WHAT IS EXPECTED: Sift the material for lines containing "frequency", and return them.

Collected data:
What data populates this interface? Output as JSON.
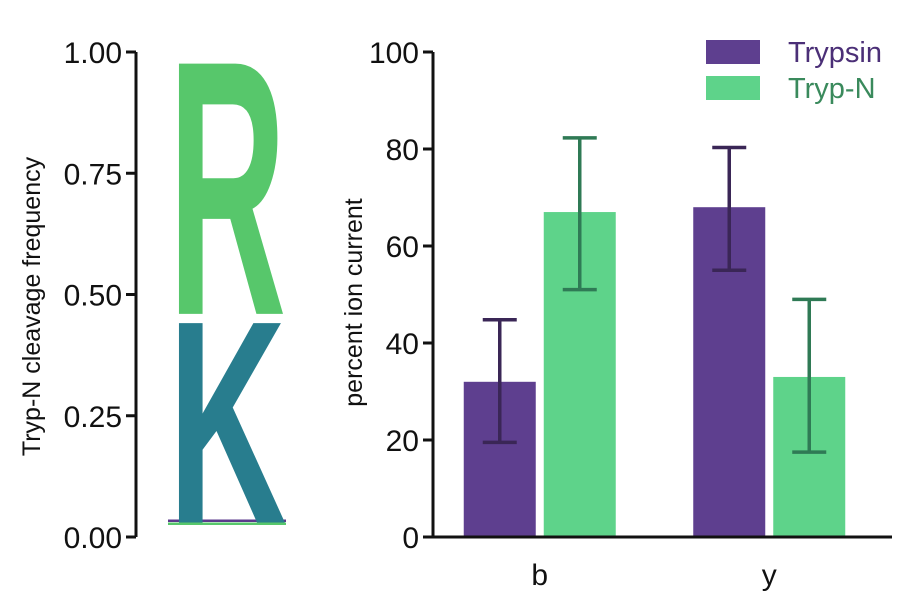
{
  "chart_data": [
    {
      "type": "logo",
      "ylabel": "Tryp-N cleavage frequency",
      "ylim": [
        0,
        1
      ],
      "yticks": [
        "0.00",
        "0.25",
        "0.50",
        "0.75",
        "1.00"
      ],
      "letters": [
        {
          "letter": "R",
          "frequency": 0.54,
          "color": "#57c76b"
        },
        {
          "letter": "K",
          "frequency": 0.43,
          "color": "#287d8e"
        }
      ],
      "residual_colors": [
        "#57c76b",
        "#5b3a8c"
      ]
    },
    {
      "type": "bar",
      "categories": [
        "b",
        "y"
      ],
      "ylabel": "percent ion current",
      "ylim": [
        0,
        100
      ],
      "yticks": [
        "0",
        "20",
        "40",
        "60",
        "80",
        "100"
      ],
      "legend_position": "top-right",
      "series": [
        {
          "name": "Trypsin",
          "color": "#5e3f8f",
          "error_color": "#3a2656",
          "label_color": "#4b2f77",
          "values": [
            32,
            68
          ],
          "err_low": [
            19.5,
            55
          ],
          "err_high": [
            44.8,
            80.3
          ]
        },
        {
          "name": "Tryp-N",
          "color": "#5ed38a",
          "error_color": "#2f7a55",
          "label_color": "#3a8a5c",
          "values": [
            67,
            33
          ],
          "err_low": [
            51,
            17.5
          ],
          "err_high": [
            82.3,
            49
          ]
        }
      ]
    }
  ]
}
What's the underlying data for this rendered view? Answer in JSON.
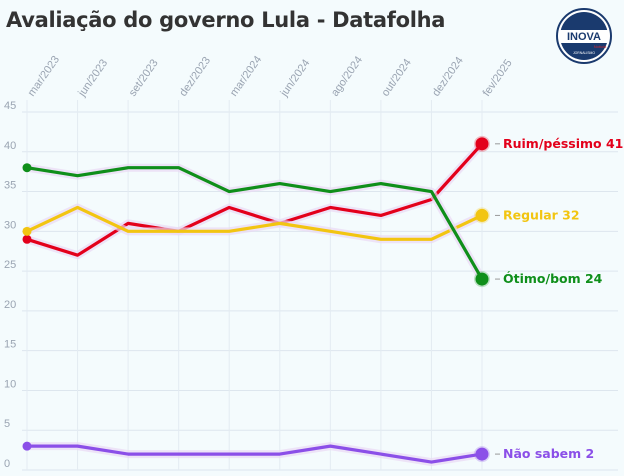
{
  "title": "Avaliação do governo Lula - Datafolha",
  "logo": {
    "text": "INOVA",
    "subtext": "Notícia",
    "ring_text": "JORNALISMO",
    "colors": {
      "ring": "#1a3a6e",
      "accent": "#d6262c"
    }
  },
  "chart_data": {
    "type": "line",
    "x_ticks": [
      "mar/2023",
      "jun/2023",
      "set/2023",
      "dez/2023",
      "mar/2024",
      "jun/2024",
      "ago/2024",
      "out/2024",
      "dez/2024",
      "fev/2025"
    ],
    "x": [
      "mar/2023",
      "jun/2023",
      "set/2023",
      "dez/2023",
      "mar/2024",
      "jun/2024",
      "ago/2024",
      "out/2024",
      "dez/2024",
      "fev/2025"
    ],
    "ylim": [
      0,
      45
    ],
    "y_ticks": [
      0,
      5,
      10,
      15,
      20,
      25,
      30,
      35,
      40,
      45
    ],
    "grid": true,
    "series": [
      {
        "name": "Ruim/péssimo",
        "color": "#e3001b",
        "values": [
          29,
          27,
          31,
          30,
          33,
          31,
          33,
          32,
          34,
          41
        ],
        "end_label": "Ruim/péssimo 41"
      },
      {
        "name": "Regular",
        "color": "#f2c511",
        "values": [
          30,
          33,
          30,
          30,
          30,
          31,
          30,
          29,
          29,
          32
        ],
        "end_label": "Regular 32"
      },
      {
        "name": "Ótimo/bom",
        "color": "#0f8f1a",
        "values": [
          38,
          37,
          38,
          38,
          35,
          36,
          35,
          36,
          35,
          24
        ],
        "end_label": "Ótimo/bom 24"
      },
      {
        "name": "Não sabem",
        "color": "#8b4fe8",
        "values": [
          3,
          3,
          2,
          2,
          2,
          2,
          3,
          2,
          1,
          2
        ],
        "end_label": "Não sabem 2"
      }
    ]
  }
}
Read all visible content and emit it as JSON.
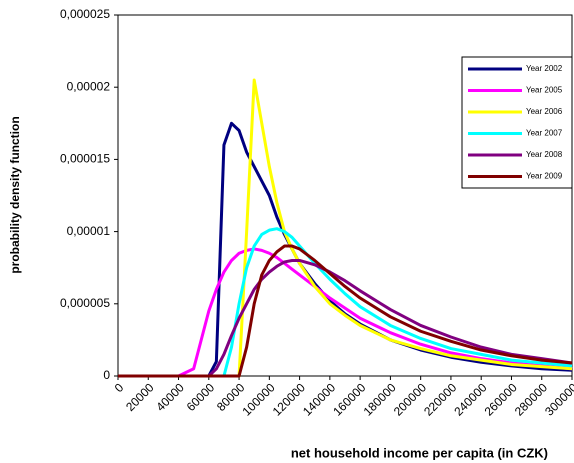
{
  "chart_data": {
    "type": "line",
    "xlabel": "net household income per capita (in CZK)",
    "ylabel": "probability density function",
    "x": [
      0,
      40000,
      50000,
      55000,
      60000,
      65000,
      70000,
      75000,
      80000,
      85000,
      90000,
      95000,
      100000,
      105000,
      110000,
      115000,
      120000,
      130000,
      140000,
      150000,
      160000,
      180000,
      200000,
      220000,
      240000,
      260000,
      280000,
      300000
    ],
    "series": [
      {
        "name": "Year 2002",
        "color": "#000080",
        "values": [
          0,
          0,
          0,
          0,
          0,
          1e-06,
          1.6e-05,
          1.75e-05,
          1.7e-05,
          1.55e-05,
          1.45e-05,
          1.35e-05,
          1.25e-05,
          1.1e-05,
          9.8e-06,
          8.8e-06,
          7.8e-06,
          6.4e-06,
          5.2e-06,
          4.3e-06,
          3.6e-06,
          2.5e-06,
          1.8e-06,
          1.3e-06,
          9.5e-07,
          7e-07,
          5e-07,
          4e-07
        ]
      },
      {
        "name": "Year 2005",
        "color": "#ff00ff",
        "values": [
          0,
          0,
          5e-07,
          2.5e-06,
          4.5e-06,
          6e-06,
          7.2e-06,
          8e-06,
          8.5e-06,
          8.7e-06,
          8.8e-06,
          8.7e-06,
          8.5e-06,
          8.2e-06,
          7.8e-06,
          7.4e-06,
          7e-06,
          6.2e-06,
          5.4e-06,
          4.7e-06,
          4e-06,
          3e-06,
          2.2e-06,
          1.6e-06,
          1.2e-06,
          9e-07,
          7e-07,
          5e-07
        ]
      },
      {
        "name": "Year 2006",
        "color": "#ffff00",
        "values": [
          0,
          0,
          0,
          0,
          0,
          0,
          0,
          0,
          0,
          1e-05,
          2.05e-05,
          1.75e-05,
          1.45e-05,
          1.2e-05,
          1e-05,
          8.8e-06,
          7.8e-06,
          6.2e-06,
          5e-06,
          4.2e-06,
          3.5e-06,
          2.5e-06,
          1.9e-06,
          1.4e-06,
          1.1e-06,
          8e-07,
          6.5e-07,
          5e-07
        ]
      },
      {
        "name": "Year 2007",
        "color": "#00ffff",
        "values": [
          0,
          0,
          0,
          0,
          0,
          0,
          0,
          2e-06,
          5e-06,
          7.5e-06,
          9e-06,
          9.8e-06,
          1.01e-05,
          1.02e-05,
          1e-05,
          9.6e-06,
          9e-06,
          7.8e-06,
          6.7e-06,
          5.7e-06,
          4.8e-06,
          3.5e-06,
          2.6e-06,
          1.9e-06,
          1.5e-06,
          1.1e-06,
          9e-07,
          7e-07
        ]
      },
      {
        "name": "Year 2008",
        "color": "#800080",
        "values": [
          0,
          0,
          0,
          0,
          0,
          5e-07,
          1.5e-06,
          2.8e-06,
          4e-06,
          5e-06,
          6e-06,
          6.7e-06,
          7.2e-06,
          7.6e-06,
          7.9e-06,
          8e-06,
          8e-06,
          7.7e-06,
          7.2e-06,
          6.6e-06,
          5.9e-06,
          4.6e-06,
          3.5e-06,
          2.7e-06,
          2e-06,
          1.5e-06,
          1.2e-06,
          9e-07
        ]
      },
      {
        "name": "Year 2009",
        "color": "#800000",
        "values": [
          0,
          0,
          0,
          0,
          0,
          0,
          0,
          0,
          0,
          2e-06,
          5e-06,
          7e-06,
          8e-06,
          8.6e-06,
          9e-06,
          9e-06,
          8.8e-06,
          8e-06,
          7.1e-06,
          6.2e-06,
          5.4e-06,
          4.1e-06,
          3.1e-06,
          2.4e-06,
          1.8e-06,
          1.4e-06,
          1.1e-06,
          9e-07
        ]
      }
    ],
    "xlim": [
      0,
      300000
    ],
    "xticks": [
      0,
      20000,
      40000,
      60000,
      80000,
      100000,
      120000,
      140000,
      160000,
      180000,
      200000,
      220000,
      240000,
      260000,
      280000,
      300000
    ],
    "ylim": [
      0,
      2.5e-05
    ],
    "yticks": [
      0,
      {
        "value": 5e-06,
        "label": "0,000005"
      },
      {
        "value": 1e-05,
        "label": "0,00001"
      },
      {
        "value": 1.5e-05,
        "label": "0,000015"
      },
      {
        "value": 2e-05,
        "label": "0,00002"
      },
      {
        "value": 2.5e-05,
        "label": "0,000025"
      }
    ],
    "legend": "upper right"
  }
}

SOLUTION TO THE PROBLEM:
      "ylabel": "Tryp-N cleavage frequency",
          "frequency": 0.54,
          "frequency": 0.43,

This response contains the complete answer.